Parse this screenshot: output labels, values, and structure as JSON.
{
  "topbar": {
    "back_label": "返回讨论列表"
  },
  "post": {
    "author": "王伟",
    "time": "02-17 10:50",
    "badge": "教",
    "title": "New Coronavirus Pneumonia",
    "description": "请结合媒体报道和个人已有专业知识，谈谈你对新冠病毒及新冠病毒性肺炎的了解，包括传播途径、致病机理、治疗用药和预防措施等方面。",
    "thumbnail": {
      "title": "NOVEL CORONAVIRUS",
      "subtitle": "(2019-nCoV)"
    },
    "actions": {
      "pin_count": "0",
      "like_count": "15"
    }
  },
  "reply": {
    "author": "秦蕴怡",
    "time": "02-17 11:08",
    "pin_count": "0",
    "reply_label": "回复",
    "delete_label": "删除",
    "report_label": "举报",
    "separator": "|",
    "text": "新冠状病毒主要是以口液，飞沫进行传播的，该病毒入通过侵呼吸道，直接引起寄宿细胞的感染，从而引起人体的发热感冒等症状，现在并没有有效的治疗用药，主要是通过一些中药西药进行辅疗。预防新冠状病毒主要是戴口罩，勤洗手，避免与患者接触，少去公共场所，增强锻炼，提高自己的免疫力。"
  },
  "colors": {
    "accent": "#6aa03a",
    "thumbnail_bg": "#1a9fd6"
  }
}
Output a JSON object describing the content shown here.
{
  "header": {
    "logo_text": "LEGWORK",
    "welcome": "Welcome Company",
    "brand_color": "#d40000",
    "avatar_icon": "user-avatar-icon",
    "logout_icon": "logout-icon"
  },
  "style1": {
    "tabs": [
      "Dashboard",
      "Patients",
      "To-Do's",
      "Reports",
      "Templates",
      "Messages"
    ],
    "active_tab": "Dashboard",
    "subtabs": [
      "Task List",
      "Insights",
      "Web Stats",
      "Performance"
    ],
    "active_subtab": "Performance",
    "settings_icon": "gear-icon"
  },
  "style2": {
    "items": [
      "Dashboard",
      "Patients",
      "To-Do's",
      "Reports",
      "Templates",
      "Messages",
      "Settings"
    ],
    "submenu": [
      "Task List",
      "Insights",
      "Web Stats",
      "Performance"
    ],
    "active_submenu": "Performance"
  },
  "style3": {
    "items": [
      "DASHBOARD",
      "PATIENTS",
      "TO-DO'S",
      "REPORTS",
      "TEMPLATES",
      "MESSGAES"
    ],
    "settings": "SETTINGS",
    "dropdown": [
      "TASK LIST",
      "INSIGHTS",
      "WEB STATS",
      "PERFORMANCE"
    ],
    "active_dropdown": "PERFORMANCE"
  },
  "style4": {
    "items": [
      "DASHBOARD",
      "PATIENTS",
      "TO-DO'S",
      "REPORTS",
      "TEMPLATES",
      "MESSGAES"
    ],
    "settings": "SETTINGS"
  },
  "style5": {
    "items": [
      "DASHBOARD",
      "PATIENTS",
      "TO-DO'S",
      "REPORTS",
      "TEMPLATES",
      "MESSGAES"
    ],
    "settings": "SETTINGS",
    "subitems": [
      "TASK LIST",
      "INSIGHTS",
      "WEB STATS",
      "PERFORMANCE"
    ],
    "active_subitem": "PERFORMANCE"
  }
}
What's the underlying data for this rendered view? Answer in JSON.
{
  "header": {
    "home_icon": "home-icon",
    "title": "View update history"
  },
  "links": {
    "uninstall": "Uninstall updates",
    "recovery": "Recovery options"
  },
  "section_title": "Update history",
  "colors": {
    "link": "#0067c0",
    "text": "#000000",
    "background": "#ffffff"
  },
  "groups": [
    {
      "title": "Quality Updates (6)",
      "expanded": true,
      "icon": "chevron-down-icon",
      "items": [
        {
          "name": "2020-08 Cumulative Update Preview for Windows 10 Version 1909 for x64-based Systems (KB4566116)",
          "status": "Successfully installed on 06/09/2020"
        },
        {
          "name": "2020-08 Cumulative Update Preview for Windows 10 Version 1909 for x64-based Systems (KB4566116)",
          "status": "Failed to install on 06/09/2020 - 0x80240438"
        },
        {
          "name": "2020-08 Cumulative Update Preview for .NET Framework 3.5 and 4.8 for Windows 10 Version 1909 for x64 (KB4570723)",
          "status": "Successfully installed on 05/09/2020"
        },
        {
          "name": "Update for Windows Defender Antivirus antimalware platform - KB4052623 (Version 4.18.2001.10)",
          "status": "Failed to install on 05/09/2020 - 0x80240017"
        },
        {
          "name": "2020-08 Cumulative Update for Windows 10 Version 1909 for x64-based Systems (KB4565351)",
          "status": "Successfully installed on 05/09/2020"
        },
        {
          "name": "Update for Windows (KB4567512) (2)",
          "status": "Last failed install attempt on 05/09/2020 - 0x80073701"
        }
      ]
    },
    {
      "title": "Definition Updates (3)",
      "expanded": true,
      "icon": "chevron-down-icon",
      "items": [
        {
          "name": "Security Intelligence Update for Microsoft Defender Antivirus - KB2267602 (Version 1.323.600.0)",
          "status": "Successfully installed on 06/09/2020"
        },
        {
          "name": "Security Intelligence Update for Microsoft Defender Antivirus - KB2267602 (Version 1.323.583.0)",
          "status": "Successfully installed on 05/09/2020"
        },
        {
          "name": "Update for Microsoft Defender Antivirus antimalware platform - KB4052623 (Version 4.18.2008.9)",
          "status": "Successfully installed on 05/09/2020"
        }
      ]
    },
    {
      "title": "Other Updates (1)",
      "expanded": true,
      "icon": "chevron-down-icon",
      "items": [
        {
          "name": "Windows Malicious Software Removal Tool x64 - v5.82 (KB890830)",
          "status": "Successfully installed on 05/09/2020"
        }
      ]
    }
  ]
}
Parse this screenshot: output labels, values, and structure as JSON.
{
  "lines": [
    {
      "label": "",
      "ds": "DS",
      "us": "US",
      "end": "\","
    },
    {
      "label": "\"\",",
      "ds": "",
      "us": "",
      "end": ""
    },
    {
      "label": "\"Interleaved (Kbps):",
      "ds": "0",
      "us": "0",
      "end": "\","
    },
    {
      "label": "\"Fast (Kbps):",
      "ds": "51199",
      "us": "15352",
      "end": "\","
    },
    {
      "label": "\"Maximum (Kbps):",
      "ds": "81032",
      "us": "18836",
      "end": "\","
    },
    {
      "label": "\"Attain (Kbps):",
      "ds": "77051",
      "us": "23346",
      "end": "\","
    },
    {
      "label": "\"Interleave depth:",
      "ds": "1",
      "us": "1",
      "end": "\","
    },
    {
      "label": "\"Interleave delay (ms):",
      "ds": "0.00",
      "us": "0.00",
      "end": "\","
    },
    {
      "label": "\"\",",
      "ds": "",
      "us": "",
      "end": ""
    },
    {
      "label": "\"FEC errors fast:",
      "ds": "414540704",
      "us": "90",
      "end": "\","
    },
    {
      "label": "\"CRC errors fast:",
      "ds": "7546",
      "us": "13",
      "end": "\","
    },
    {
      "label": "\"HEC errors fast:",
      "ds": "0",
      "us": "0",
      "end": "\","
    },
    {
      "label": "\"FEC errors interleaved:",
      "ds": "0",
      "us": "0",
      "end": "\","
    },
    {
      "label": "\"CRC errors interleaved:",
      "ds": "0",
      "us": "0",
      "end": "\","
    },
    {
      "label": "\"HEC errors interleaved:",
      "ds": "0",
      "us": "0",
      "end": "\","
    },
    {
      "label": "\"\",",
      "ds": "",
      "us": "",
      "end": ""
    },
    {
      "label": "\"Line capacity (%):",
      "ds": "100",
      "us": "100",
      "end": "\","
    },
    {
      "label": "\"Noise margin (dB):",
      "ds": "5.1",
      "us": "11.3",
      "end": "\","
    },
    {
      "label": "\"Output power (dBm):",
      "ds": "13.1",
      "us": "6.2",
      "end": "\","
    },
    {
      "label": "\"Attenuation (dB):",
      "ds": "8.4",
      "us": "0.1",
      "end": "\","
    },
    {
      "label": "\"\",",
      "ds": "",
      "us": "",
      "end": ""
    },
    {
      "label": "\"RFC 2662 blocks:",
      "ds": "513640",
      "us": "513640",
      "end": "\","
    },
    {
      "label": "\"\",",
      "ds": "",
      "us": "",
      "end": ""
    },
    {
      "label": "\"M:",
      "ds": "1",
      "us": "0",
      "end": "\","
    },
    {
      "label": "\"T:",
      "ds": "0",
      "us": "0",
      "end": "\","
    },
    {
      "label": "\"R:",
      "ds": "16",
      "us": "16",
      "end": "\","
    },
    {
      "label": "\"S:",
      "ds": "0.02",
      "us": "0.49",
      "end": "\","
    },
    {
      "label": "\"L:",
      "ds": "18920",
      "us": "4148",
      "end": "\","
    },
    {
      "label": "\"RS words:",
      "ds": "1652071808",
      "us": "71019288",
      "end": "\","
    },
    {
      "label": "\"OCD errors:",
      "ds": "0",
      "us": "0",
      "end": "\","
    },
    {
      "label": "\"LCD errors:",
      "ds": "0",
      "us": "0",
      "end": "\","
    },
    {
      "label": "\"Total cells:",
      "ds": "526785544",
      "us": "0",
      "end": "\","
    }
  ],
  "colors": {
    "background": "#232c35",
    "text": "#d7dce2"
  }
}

□ □ □

PROBLEM REQUIREMENTS. Please state how many lines of the entries above include the string "history", giving the number and nothing more.

WRITTEN RESPONSE. 2